§ **Job**:
Pull out the lines of the material below, starting at the one containing "187, 642, 387]" and ending at the one containing "legend-label: ESI (eje", and reproduce them verbatim, both of those lines included.

§ **Data in this exercise**:
======
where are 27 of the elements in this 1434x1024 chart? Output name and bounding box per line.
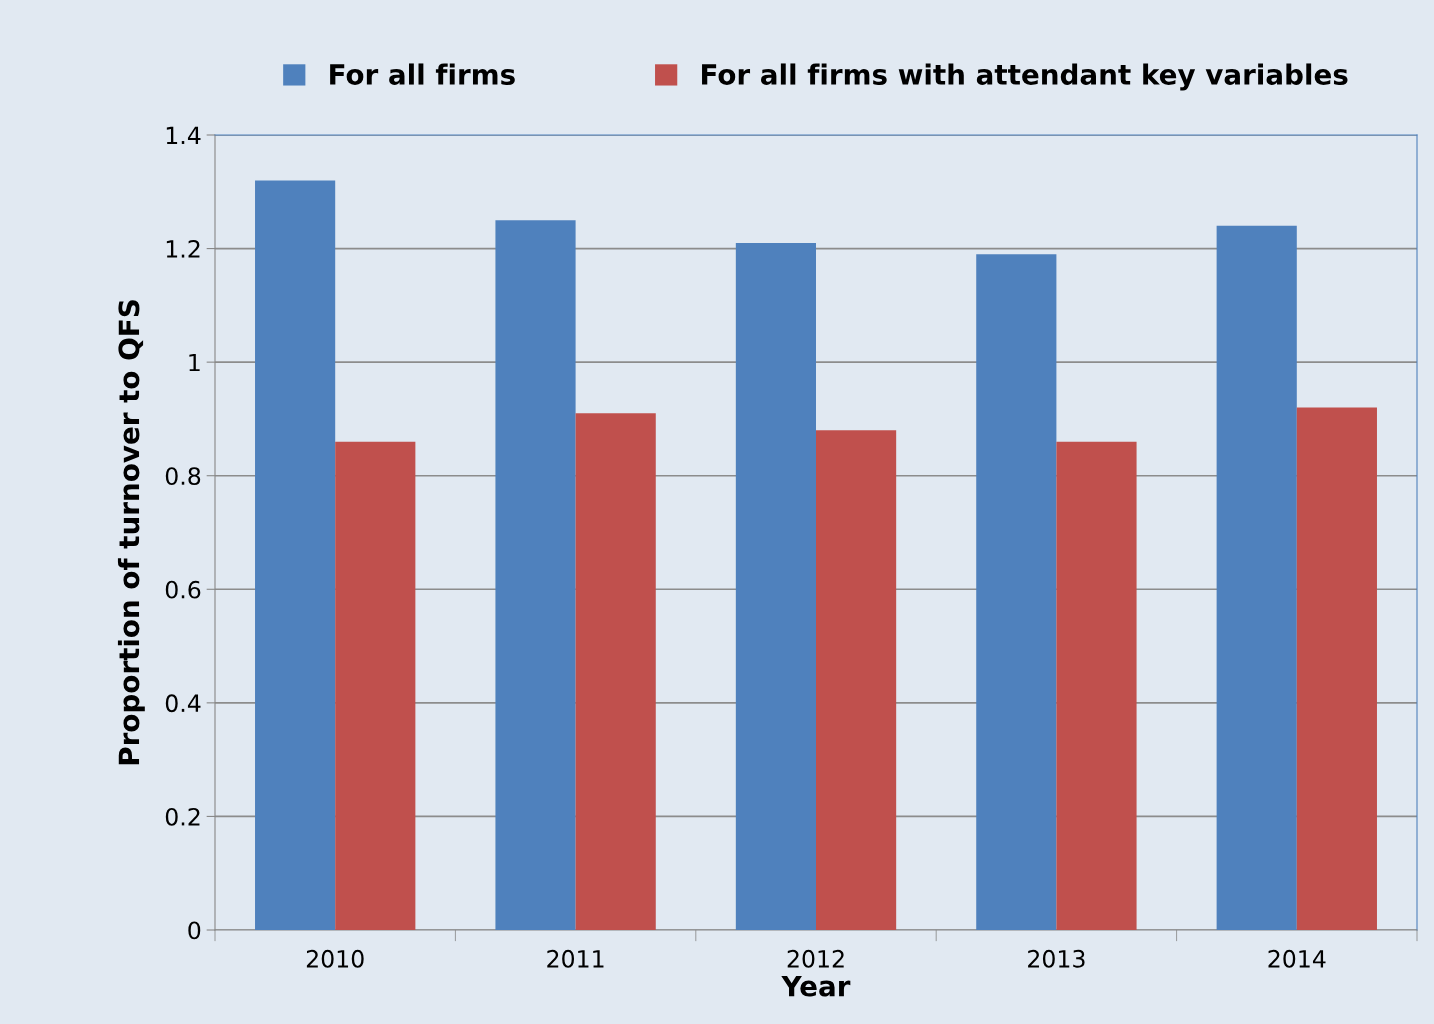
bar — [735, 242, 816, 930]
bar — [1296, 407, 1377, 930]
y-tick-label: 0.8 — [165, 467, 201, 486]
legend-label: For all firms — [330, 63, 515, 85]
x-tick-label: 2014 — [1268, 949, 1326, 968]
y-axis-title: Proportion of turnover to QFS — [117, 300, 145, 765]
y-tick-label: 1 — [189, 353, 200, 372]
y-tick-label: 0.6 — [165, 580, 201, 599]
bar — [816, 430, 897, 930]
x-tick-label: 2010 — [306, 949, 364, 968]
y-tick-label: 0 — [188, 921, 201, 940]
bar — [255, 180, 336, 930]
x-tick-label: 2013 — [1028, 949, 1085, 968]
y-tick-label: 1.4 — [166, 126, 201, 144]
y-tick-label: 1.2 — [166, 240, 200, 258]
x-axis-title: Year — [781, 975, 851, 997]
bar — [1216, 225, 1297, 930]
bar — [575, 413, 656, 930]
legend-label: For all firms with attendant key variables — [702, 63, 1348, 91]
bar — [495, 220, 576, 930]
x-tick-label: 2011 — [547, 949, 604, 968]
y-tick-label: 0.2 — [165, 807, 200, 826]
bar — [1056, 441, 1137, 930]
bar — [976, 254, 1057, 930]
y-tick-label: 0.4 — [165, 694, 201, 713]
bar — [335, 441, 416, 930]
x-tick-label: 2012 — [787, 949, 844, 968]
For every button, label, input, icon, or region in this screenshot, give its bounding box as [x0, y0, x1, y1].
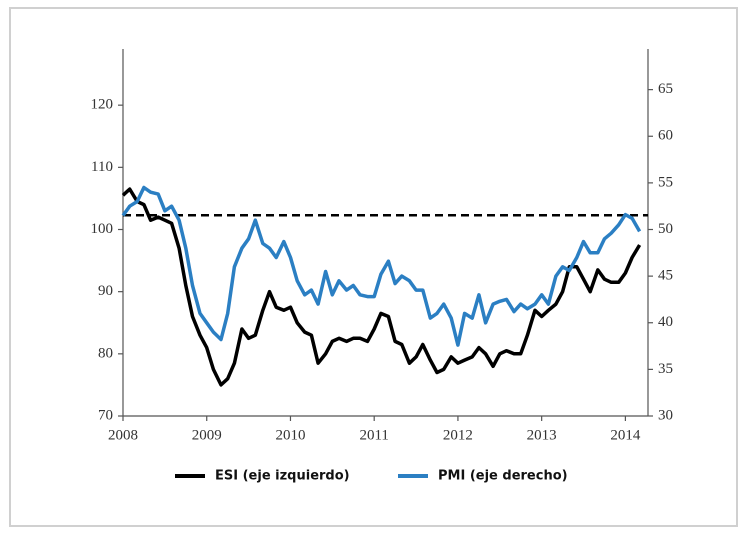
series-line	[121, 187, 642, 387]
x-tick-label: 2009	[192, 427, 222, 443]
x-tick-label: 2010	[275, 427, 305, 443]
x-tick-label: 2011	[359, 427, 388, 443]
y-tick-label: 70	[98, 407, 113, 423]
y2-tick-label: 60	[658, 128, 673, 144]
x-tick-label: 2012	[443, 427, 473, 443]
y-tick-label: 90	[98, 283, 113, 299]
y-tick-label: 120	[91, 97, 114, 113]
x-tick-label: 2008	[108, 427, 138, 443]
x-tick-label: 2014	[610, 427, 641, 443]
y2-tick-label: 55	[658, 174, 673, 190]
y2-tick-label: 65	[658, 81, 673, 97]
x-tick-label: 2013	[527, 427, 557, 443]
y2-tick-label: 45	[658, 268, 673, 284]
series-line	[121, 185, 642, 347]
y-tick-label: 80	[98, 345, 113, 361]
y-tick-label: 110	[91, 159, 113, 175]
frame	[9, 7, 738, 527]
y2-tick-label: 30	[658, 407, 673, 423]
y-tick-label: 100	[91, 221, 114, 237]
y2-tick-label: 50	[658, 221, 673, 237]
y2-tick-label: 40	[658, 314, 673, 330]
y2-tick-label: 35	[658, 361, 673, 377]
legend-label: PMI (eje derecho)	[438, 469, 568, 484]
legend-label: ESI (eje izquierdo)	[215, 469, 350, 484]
======
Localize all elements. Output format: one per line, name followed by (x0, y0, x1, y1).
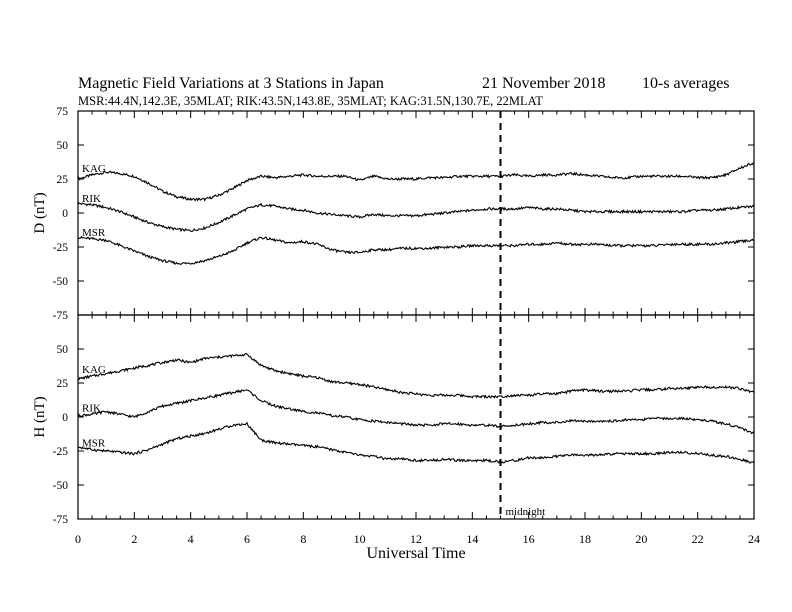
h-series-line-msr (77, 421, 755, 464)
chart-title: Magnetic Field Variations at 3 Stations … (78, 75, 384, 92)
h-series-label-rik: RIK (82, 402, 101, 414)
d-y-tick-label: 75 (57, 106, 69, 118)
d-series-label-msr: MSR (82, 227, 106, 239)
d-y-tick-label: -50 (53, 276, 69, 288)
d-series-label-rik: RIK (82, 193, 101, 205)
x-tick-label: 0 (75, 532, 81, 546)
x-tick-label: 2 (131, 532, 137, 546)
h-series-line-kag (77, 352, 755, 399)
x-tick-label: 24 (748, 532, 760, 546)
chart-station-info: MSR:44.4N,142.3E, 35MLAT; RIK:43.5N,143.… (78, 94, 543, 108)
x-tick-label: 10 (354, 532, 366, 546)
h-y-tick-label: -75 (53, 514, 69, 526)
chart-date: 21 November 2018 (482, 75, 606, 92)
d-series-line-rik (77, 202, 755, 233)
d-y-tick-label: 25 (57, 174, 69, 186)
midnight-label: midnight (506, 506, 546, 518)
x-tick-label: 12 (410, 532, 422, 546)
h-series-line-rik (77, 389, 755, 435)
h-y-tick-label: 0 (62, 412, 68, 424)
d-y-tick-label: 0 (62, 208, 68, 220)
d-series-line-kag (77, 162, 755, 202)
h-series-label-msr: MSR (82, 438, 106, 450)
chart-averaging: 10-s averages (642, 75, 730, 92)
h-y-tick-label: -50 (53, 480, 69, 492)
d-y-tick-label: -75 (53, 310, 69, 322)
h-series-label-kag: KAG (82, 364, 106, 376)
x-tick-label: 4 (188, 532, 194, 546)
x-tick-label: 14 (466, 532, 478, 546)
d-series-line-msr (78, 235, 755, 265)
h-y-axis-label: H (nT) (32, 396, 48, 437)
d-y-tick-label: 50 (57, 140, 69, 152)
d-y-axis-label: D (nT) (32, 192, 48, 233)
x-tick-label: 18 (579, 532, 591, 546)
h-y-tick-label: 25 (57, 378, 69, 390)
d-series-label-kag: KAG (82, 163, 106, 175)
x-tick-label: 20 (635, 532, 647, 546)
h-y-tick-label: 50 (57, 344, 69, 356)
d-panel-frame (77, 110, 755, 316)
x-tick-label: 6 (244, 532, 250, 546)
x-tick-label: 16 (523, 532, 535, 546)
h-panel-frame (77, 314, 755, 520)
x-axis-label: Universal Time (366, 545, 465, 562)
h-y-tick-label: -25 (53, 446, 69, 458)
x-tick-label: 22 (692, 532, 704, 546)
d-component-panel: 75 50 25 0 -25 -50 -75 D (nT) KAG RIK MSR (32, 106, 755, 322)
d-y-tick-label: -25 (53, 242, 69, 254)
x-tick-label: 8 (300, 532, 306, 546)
======
§ **Task output**:
series-line	[121, 187, 642, 387]
x-tick-label: 2009	[192, 427, 222, 443]
x-tick-label: 2010	[275, 427, 305, 443]
x-tick-label: 2011	[359, 427, 388, 443]
y-tick-label: 70	[98, 407, 113, 423]
y2-tick-label: 60	[658, 128, 673, 144]
x-tick-label: 2012	[443, 427, 473, 443]
y-tick-label: 90	[98, 283, 113, 299]
y-tick-label: 120	[91, 97, 114, 113]
x-tick-label: 2008	[108, 427, 138, 443]
x-tick-label: 2014	[610, 427, 641, 443]
y2-tick-label: 55	[658, 174, 673, 190]
y2-tick-label: 65	[658, 81, 673, 97]
x-tick-label: 2013	[527, 427, 557, 443]
y2-tick-label: 45	[658, 268, 673, 284]
series-line	[121, 185, 642, 347]
y-tick-label: 80	[98, 345, 113, 361]
y-tick-label: 110	[91, 159, 113, 175]
frame	[9, 7, 738, 527]
y2-tick-label: 30	[658, 407, 673, 423]
y-tick-label: 100	[91, 221, 114, 237]
y2-tick-label: 50	[658, 221, 673, 237]
y2-tick-label: 40	[658, 314, 673, 330]
y2-tick-label: 35	[658, 361, 673, 377]
legend-label: PMI (eje derecho)	[438, 469, 568, 484]
legend-label: ESI (eje izquierdo)	[215, 469, 350, 484]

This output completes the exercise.